Pictures stay out of your copy, but everything else in the records below must be repeated exactly.

Records for the task =
--- BEGIN ---

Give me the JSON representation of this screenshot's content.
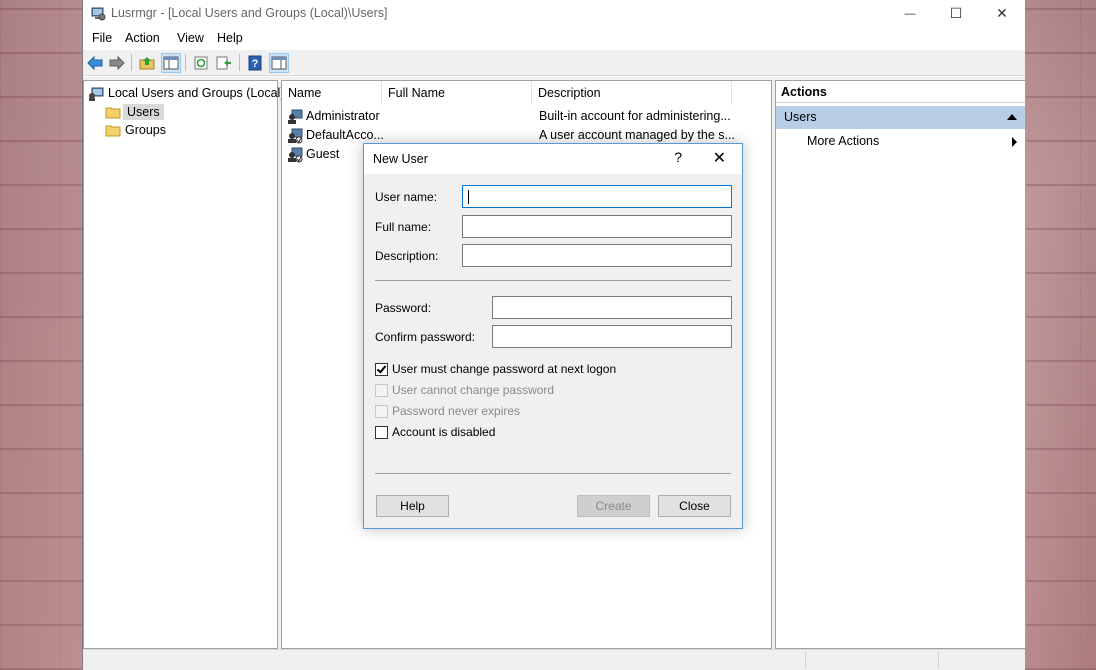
{
  "window": {
    "title": "Lusrmgr - [Local Users and Groups (Local)\\Users]",
    "controls": {
      "minimize": "—",
      "maximize": "☐",
      "close": "✕"
    }
  },
  "menu": {
    "items": [
      "File",
      "Action",
      "View",
      "Help"
    ]
  },
  "toolbar": {
    "icons": [
      "back-arrow-icon",
      "forward-arrow-icon",
      "up-folder-icon",
      "show-hide-tree-icon",
      "refresh-icon",
      "export-list-icon",
      "help-icon",
      "show-hide-action-pane-icon"
    ]
  },
  "tree": {
    "root": "Local Users and Groups (Local)",
    "children": [
      {
        "label": "Users",
        "selected": true
      },
      {
        "label": "Groups",
        "selected": false
      }
    ]
  },
  "list": {
    "columns": [
      "Name",
      "Full Name",
      "Description"
    ],
    "rows": [
      {
        "name": "Administrator",
        "full_name": "",
        "description": "Built-in account for administering..."
      },
      {
        "name": "DefaultAcco...",
        "full_name": "",
        "description": "A user account managed by the s..."
      },
      {
        "name": "Guest",
        "full_name": "",
        "description": ""
      }
    ]
  },
  "actions": {
    "title": "Actions",
    "section": "Users",
    "more": "More Actions"
  },
  "dialog": {
    "title": "New User",
    "help_glyph": "?",
    "close_glyph": "✕",
    "fields": {
      "user_name": {
        "label": "User name:",
        "value": ""
      },
      "full_name": {
        "label": "Full name:",
        "value": ""
      },
      "description": {
        "label": "Description:",
        "value": ""
      },
      "password": {
        "label": "Password:",
        "value": ""
      },
      "confirm_password": {
        "label": "Confirm password:",
        "value": ""
      }
    },
    "checkboxes": [
      {
        "label": "User must change password at next logon",
        "checked": true,
        "enabled": true
      },
      {
        "label": "User cannot change password",
        "checked": false,
        "enabled": false
      },
      {
        "label": "Password never expires",
        "checked": false,
        "enabled": false
      },
      {
        "label": "Account is disabled",
        "checked": false,
        "enabled": true
      }
    ],
    "buttons": {
      "help": "Help",
      "create": "Create",
      "close": "Close"
    }
  }
}
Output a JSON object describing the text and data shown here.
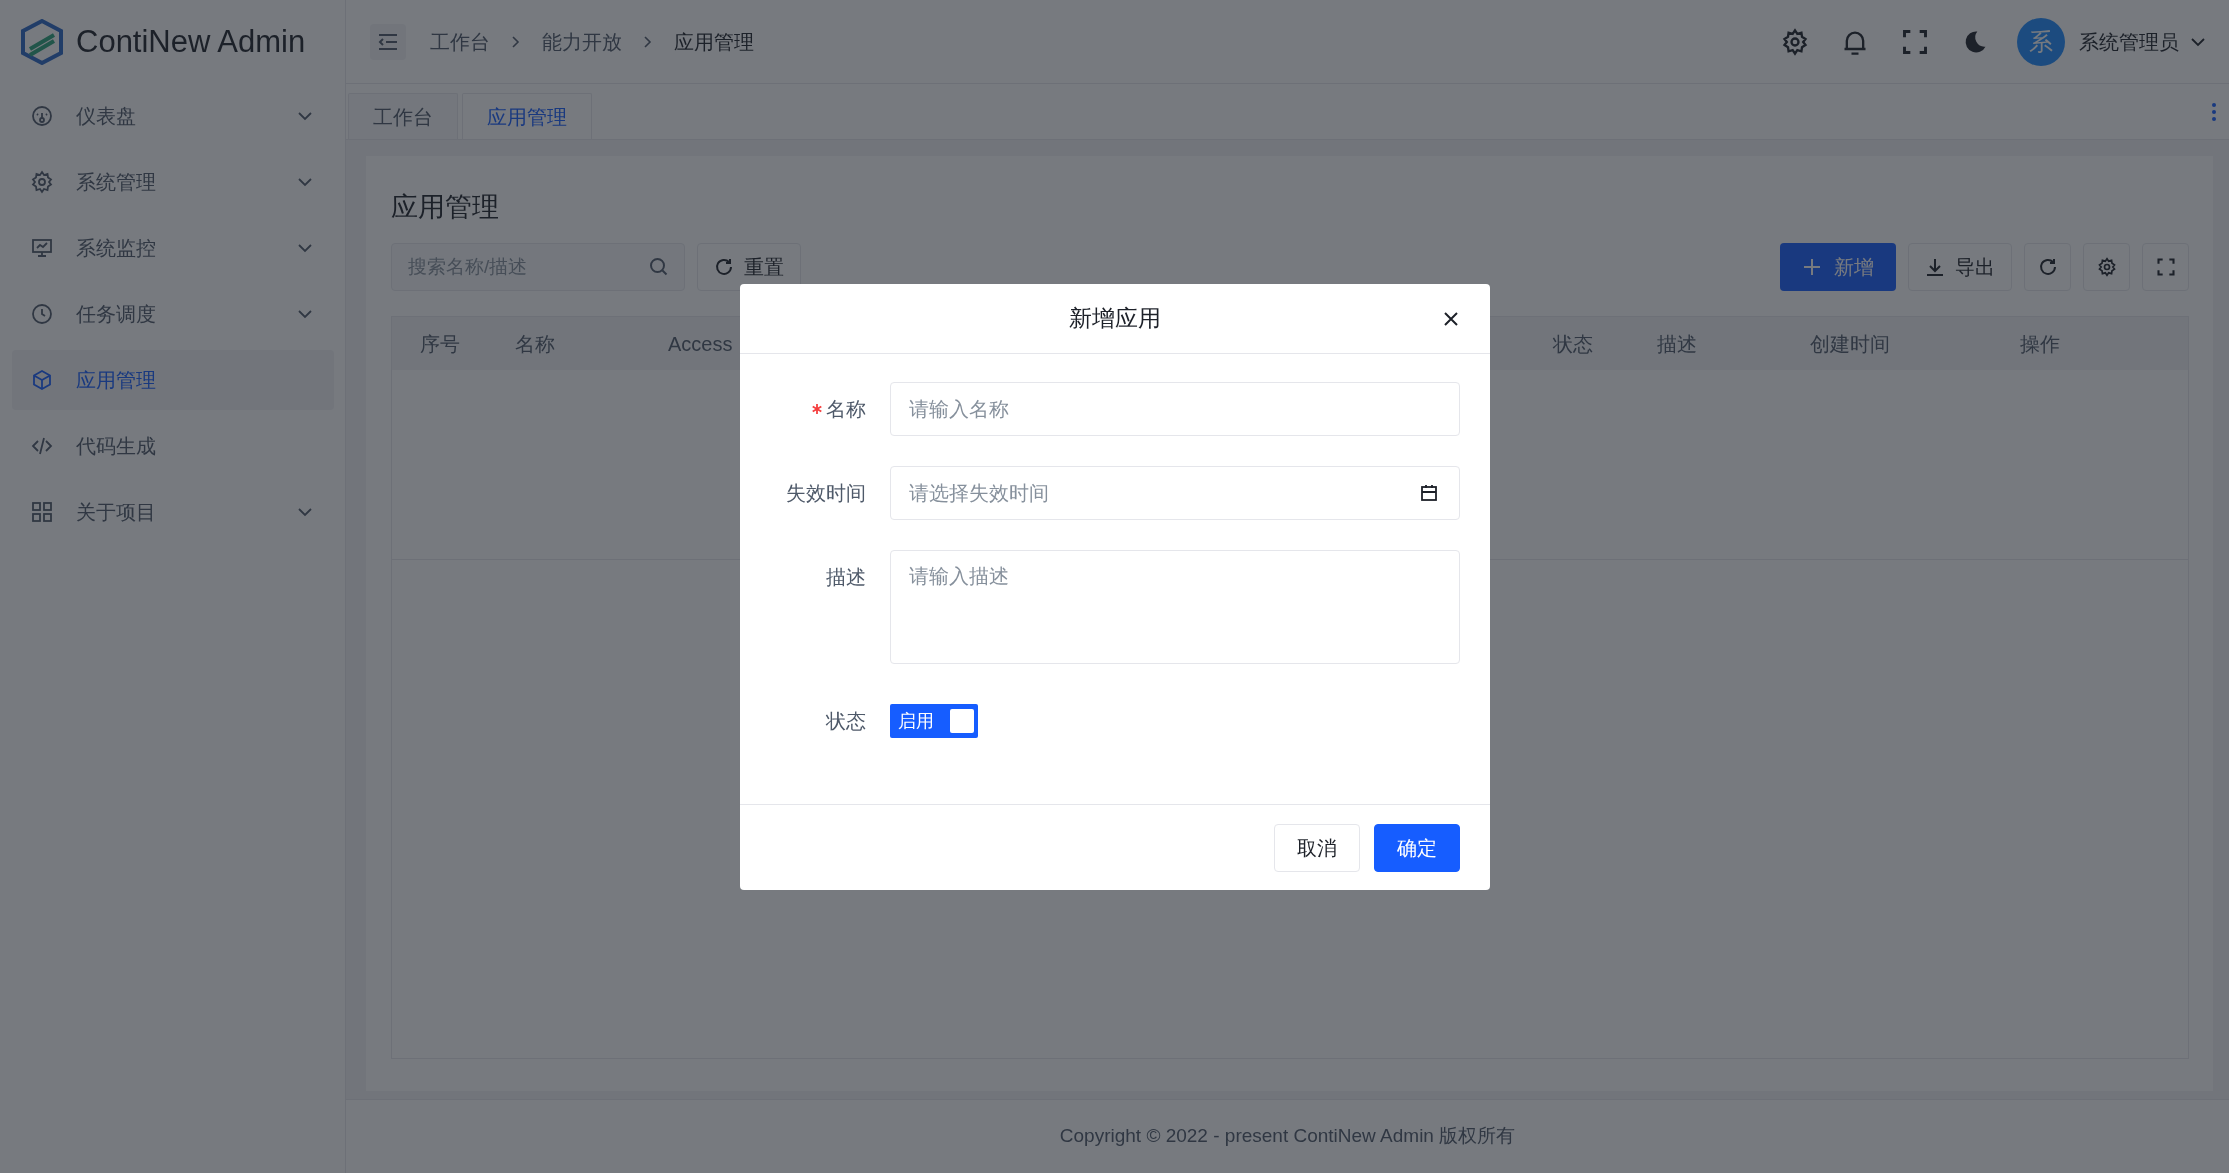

--- END ---

Exercise output =
Give me the JSON representation of this screenshot's content.
{
  "window": {
    "title": "Lusrmgr - [Local Users and Groups (Local)\\Users]",
    "controls": {
      "minimize": "—",
      "maximize": "☐",
      "close": "✕"
    }
  },
  "menu": {
    "items": [
      "File",
      "Action",
      "View",
      "Help"
    ]
  },
  "toolbar": {
    "icons": [
      "back-arrow-icon",
      "forward-arrow-icon",
      "up-folder-icon",
      "show-hide-tree-icon",
      "refresh-icon",
      "export-list-icon",
      "help-icon",
      "show-hide-action-pane-icon"
    ]
  },
  "tree": {
    "root": "Local Users and Groups (Local)",
    "children": [
      {
        "label": "Users",
        "selected": true
      },
      {
        "label": "Groups",
        "selected": false
      }
    ]
  },
  "list": {
    "columns": [
      "Name",
      "Full Name",
      "Description"
    ],
    "rows": [
      {
        "name": "Administrator",
        "full_name": "",
        "description": "Built-in account for administering..."
      },
      {
        "name": "DefaultAcco...",
        "full_name": "",
        "description": "A user account managed by the s..."
      },
      {
        "name": "Guest",
        "full_name": "",
        "description": ""
      }
    ]
  },
  "actions": {
    "title": "Actions",
    "section": "Users",
    "more": "More Actions"
  },
  "dialog": {
    "title": "New User",
    "help_glyph": "?",
    "close_glyph": "✕",
    "fields": {
      "user_name": {
        "label": "User name:",
        "value": ""
      },
      "full_name": {
        "label": "Full name:",
        "value": ""
      },
      "description": {
        "label": "Description:",
        "value": ""
      },
      "password": {
        "label": "Password:",
        "value": ""
      },
      "confirm_password": {
        "label": "Confirm password:",
        "value": ""
      }
    },
    "checkboxes": [
      {
        "label": "User must change password at next logon",
        "checked": true,
        "enabled": true
      },
      {
        "label": "User cannot change password",
        "checked": false,
        "enabled": false
      },
      {
        "label": "Password never expires",
        "checked": false,
        "enabled": false
      },
      {
        "label": "Account is disabled",
        "checked": false,
        "enabled": true
      }
    ],
    "buttons": {
      "help": "Help",
      "create": "Create",
      "close": "Close"
    }
  }
}
Output a JSON object describing the text and data shown here.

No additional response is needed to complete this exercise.